→ **Given problem**:
The data below is to be returned in full and exactly.

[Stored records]
** START **
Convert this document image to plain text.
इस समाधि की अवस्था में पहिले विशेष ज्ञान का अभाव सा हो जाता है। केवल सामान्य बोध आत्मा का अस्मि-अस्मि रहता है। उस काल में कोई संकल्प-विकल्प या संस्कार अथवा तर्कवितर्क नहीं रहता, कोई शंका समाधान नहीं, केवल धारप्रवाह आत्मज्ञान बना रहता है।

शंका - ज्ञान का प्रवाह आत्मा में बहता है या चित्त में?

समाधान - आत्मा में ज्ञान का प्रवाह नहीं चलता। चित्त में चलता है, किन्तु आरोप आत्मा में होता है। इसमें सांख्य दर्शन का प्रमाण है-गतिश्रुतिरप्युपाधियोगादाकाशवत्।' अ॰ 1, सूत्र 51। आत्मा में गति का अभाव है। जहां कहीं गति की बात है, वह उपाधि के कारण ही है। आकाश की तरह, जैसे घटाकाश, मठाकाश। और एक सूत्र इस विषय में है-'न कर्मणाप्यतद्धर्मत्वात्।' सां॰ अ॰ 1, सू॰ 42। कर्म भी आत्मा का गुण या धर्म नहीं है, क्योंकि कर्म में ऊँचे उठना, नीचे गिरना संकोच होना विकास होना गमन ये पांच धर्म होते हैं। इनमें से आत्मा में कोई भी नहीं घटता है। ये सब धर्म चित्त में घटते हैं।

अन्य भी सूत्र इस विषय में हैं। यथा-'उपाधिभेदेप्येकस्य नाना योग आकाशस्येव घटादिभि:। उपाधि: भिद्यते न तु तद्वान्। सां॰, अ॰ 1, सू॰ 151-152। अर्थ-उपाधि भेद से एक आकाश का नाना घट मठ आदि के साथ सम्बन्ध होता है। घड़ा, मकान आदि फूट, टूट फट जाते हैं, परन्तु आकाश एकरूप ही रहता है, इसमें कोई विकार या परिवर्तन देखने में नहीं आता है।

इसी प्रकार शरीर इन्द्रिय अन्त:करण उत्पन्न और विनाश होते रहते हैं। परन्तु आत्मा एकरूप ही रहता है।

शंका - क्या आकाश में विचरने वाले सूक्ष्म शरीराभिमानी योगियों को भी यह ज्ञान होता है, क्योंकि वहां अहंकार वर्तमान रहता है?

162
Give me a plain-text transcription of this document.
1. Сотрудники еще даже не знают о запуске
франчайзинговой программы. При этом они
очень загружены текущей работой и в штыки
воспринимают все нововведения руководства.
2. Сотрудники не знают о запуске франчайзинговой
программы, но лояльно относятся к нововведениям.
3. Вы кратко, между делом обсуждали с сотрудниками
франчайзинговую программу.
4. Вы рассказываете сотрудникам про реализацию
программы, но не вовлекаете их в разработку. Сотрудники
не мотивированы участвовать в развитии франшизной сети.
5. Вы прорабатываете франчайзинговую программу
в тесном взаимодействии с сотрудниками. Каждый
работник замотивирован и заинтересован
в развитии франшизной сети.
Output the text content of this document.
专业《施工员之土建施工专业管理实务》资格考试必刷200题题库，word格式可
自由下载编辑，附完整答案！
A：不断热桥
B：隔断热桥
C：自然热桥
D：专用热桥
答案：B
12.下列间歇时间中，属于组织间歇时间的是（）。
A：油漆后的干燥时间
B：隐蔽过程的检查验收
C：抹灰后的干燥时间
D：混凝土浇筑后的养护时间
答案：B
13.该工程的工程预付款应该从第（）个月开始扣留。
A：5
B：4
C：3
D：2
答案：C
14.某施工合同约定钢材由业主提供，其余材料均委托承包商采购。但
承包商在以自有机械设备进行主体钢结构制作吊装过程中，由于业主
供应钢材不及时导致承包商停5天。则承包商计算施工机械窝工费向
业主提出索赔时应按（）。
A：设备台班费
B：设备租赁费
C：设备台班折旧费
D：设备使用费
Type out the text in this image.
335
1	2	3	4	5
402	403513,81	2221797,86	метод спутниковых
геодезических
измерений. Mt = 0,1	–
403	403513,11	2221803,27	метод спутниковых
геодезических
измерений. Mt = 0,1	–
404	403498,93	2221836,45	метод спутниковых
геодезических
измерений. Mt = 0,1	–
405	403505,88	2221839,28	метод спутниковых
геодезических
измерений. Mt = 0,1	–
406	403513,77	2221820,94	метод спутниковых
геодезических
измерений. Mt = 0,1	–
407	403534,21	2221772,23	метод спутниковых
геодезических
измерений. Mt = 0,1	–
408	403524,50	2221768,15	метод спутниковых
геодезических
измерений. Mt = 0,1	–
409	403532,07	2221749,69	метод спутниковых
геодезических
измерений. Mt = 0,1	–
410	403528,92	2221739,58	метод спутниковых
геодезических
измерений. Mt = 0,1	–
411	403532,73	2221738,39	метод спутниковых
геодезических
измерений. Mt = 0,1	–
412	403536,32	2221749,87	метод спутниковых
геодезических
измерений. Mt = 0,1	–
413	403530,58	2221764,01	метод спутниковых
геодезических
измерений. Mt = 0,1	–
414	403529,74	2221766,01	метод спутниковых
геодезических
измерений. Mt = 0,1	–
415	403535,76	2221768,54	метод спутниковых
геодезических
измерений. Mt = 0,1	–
** END **
→ **Response to this task**:
Convert this document image to plain text.
इस समाधि की अवस्था में पहिले विशेष ज्ञान का अभाव सा हो जाता है। केवल सामान्य बोध आत्मा का अस्मि-अस्मि रहता है। उस काल में कोई संकल्प-विकल्प या संस्कार अथवा तर्कवितर्क नहीं रहता, कोई शंका समाधान नहीं, केवल धारप्रवाह आत्मज्ञान बना रहता है।

शंका - ज्ञान का प्रवाह आत्मा में बहता है या चित्त में?

समाधान - आत्मा में ज्ञान का प्रवाह नहीं चलता। चित्त में चलता है, किन्तु आरोप आत्मा में होता है। इसमें सांख्य दर्शन का प्रमाण है-गतिश्रुतिरप्युपाधियोगादाकाशवत्।' अ॰ 1, सूत्र 51। आत्मा में गति का अभाव है। जहां कहीं गति की बात है, वह उपाधि के कारण ही है। आकाश की तरह, जैसे घटाकाश, मठाकाश। और एक सूत्र इस विषय में है-'न कर्मणाप्यतद्धर्मत्वात्।' सां॰ अ॰ 1, सू॰ 42। कर्म भी आत्मा का गुण या धर्म नहीं है, क्योंकि कर्म में ऊँचे उठना, नीचे गिरना संकोच होना विकास होना गमन ये पांच धर्म होते हैं। इनमें से आत्मा में कोई भी नहीं घटता है। ये सब धर्म चित्त में घटते हैं।

अन्य भी सूत्र इस विषय में हैं। यथा-'उपाधिभेदेप्येकस्य नाना योग आकाशस्येव घटादिभि:। उपाधि: भिद्यते न तु तद्वान्। सां॰, अ॰ 1, सू॰ 151-152। अर्थ-उपाधि भेद से एक आकाश का नाना घट मठ आदि के साथ सम्बन्ध होता है। घड़ा, मकान आदि फूट, टूट फट जाते हैं, परन्तु आकाश एकरूप ही रहता है, इसमें कोई विकार या परिवर्तन देखने में नहीं आता है।

इसी प्रकार शरीर इन्द्रिय अन्त:करण उत्पन्न और विनाश होते रहते हैं। परन्तु आत्मा एकरूप ही रहता है।

शंका - क्या आकाश में विचरने वाले सूक्ष्म शरीराभिमानी योगियों को भी यह ज्ञान होता है, क्योंकि वहां अहंकार वर्तमान रहता है?

162
Give me a plain-text transcription of this document.
1. Сотрудники еще даже не знают о запуске
франчайзинговой программы. При этом они
очень загружены текущей работой и в штыки
воспринимают все нововведения руководства.
2. Сотрудники не знают о запуске франчайзинговой
программы, но лояльно относятся к нововведениям.
3. Вы кратко, между делом обсуждали с сотрудниками
франчайзинговую программу.
4. Вы рассказываете сотрудникам про реализацию
программы, но не вовлекаете их в разработку. Сотрудники
не мотивированы участвовать в развитии франшизной сети.
5. Вы прорабатываете франчайзинговую программу
в тесном взаимодействии с сотрудниками. Каждый
работник замотивирован и заинтересован
в развитии франшизной сети.
Output the text content of this document.
专业《施工员之土建施工专业管理实务》资格考试必刷200题题库，word格式可
自由下载编辑，附完整答案！
A：不断热桥
B：隔断热桥
C：自然热桥
D：专用热桥
答案：B
12.下列间歇时间中，属于组织间歇时间的是（）。
A：油漆后的干燥时间
B：隐蔽过程的检查验收
C：抹灰后的干燥时间
D：混凝土浇筑后的养护时间
答案：B
13.该工程的工程预付款应该从第（）个月开始扣留。
A：5
B：4
C：3
D：2
答案：C
14.某施工合同约定钢材由业主提供，其余材料均委托承包商采购。但
承包商在以自有机械设备进行主体钢结构制作吊装过程中，由于业主
供应钢材不及时导致承包商停5天。则承包商计算施工机械窝工费向
业主提出索赔时应按（）。
A：设备台班费
B：设备租赁费
C：设备台班折旧费
D：设备使用费
Type out the text in this image.
335
1	2	3	4	5
402	403513,81	2221797,86	метод спутниковых
геодезических
измерений. Mt = 0,1	–
403	403513,11	2221803,27	метод спутниковых
геодезических
измерений. Mt = 0,1	–
404	403498,93	2221836,45	метод спутниковых
геодезических
измерений. Mt = 0,1	–
405	403505,88	2221839,28	метод спутниковых
геодезических
измерений. Mt = 0,1	–
406	403513,77	2221820,94	метод спутниковых
геодезических
измерений. Mt = 0,1	–
407	403534,21	2221772,23	метод спутниковых
геодезических
измерений. Mt = 0,1	–
408	403524,50	2221768,15	метод спутниковых
геодезических
измерений. Mt = 0,1	–
409	403532,07	2221749,69	метод спутниковых
геодезических
измерений. Mt = 0,1	–
410	403528,92	2221739,58	метод спутниковых
геодезических
измерений. Mt = 0,1	–
411	403532,73	2221738,39	метод спутниковых
геодезических
измерений. Mt = 0,1	–
412	403536,32	2221749,87	метод спутниковых
геодезических
измерений. Mt = 0,1	–
413	403530,58	2221764,01	метод спутниковых
геодезических
измерений. Mt = 0,1	–
414	403529,74	2221766,01	метод спутниковых
геодезических
измерений. Mt = 0,1	–
415	403535,76	2221768,54	метод спутниковых
геодезических
измерений. Mt = 0,1	–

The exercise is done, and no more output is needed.